What is required: In the abstract on treating community-acquired pneumonia, what percentage of Streptococcus pneumoniae isolates were eradicated with levofloxacin?

Excerpt to read:
Objective: To compare the efficacy and tolerability of ceftriaxone plus azithromycin with those of levofloxacin in the treatment of hospitalized patients with moderate to severe community-acquired pneumonia (CAP).
Design: Randomized, open-label multicenter trial with 1 : 1 treatment allocation in an inpatient setting.
Patients: 212 male or female inpatients with a clinical diagnosis of CAP were included in the study. In each treatment group >50% of patients had a pneumonia severity index of IV or V.
Interventions: Open-label treatment with either intravenous (IV) ceftriaxone 1g and IV azithromycin 500 mg daily or IV levofloxacin 500 mg daily. Patients who improved clinically were switched to oral follow-on therapy with either azithromycin 500 mg/day or levofloxacin 500 mg/day. At the clinician's discretion, oral cefuroxime axetil was added to the treatment regimen of patients who received oral azithromycin if a macrolide resistant pneumococcal isolate was documented.
Results: Overall, both study treatments were well tolerated. Favorable clinical outcomes in clinically evaluable patients were demonstrated in 91.5% of patients treated with ceftriaxone plus azithromycin and 89.3% (95% CI -7.1%, 11.4%) of patients treated with levofloxacin at the end of therapy visit and in 89.2% and 85.1% (95% CI -6.7%, 14.8%) patients, respectively, at the end of study visit. Bacteriological eradication rates for both treatments were equivalent with the exception of Streptococcus pneumoniae; 44% of isolates were eradicated with levofloxacin compared with 100% of isolates with ceftriaxone plus azithromycin.
Conclusions: As acknowledged by international CAP treatment guidelines, the combination of a third-generation cephalosporin and a macrolide is at least as efficacious as monotherapy with a fluoroquinolone with enhanced anti-pneumococcal activity, for hospitalized patients with moderate to severe CAP. Combined medication with a macrolide and third-generation cephalosporin may be preferred over fluoroquinolones as first-line therapy of hospitalized patients with CAP to minimize the development of multiresistant nosocomial Gram-negative bacilli.

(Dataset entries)
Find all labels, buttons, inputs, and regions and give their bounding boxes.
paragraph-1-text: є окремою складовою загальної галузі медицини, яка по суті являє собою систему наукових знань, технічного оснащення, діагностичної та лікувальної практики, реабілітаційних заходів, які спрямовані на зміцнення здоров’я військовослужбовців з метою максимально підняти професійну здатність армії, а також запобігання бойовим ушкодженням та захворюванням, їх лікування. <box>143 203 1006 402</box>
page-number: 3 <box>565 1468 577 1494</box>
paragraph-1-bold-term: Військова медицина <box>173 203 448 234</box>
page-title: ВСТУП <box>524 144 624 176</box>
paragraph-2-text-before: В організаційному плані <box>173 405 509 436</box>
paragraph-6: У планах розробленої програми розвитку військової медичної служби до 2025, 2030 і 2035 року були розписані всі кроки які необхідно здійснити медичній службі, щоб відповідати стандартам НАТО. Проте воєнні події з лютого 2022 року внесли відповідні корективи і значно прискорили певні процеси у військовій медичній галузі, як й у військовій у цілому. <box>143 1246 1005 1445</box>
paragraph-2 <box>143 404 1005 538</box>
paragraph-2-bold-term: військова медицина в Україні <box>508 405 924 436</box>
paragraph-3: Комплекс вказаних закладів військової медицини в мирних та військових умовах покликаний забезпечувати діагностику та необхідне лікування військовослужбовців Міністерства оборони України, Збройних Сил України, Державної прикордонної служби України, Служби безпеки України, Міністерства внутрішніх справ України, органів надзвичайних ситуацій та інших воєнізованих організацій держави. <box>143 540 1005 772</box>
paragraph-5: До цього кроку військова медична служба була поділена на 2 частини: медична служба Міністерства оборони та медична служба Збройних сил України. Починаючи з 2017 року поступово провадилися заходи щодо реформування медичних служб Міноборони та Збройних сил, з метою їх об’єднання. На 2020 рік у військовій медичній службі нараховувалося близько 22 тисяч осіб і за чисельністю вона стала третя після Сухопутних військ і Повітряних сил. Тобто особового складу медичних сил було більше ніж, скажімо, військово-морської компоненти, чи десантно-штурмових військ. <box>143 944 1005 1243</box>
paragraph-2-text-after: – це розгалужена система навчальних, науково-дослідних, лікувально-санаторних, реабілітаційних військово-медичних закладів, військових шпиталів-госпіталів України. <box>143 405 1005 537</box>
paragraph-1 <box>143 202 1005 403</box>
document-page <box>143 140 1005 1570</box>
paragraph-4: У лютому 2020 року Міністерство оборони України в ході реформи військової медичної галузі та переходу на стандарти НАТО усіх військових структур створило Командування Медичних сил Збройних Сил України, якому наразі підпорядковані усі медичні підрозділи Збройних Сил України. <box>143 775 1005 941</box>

Exercise result: 44% of the isolates were eradicated with levofloxacin.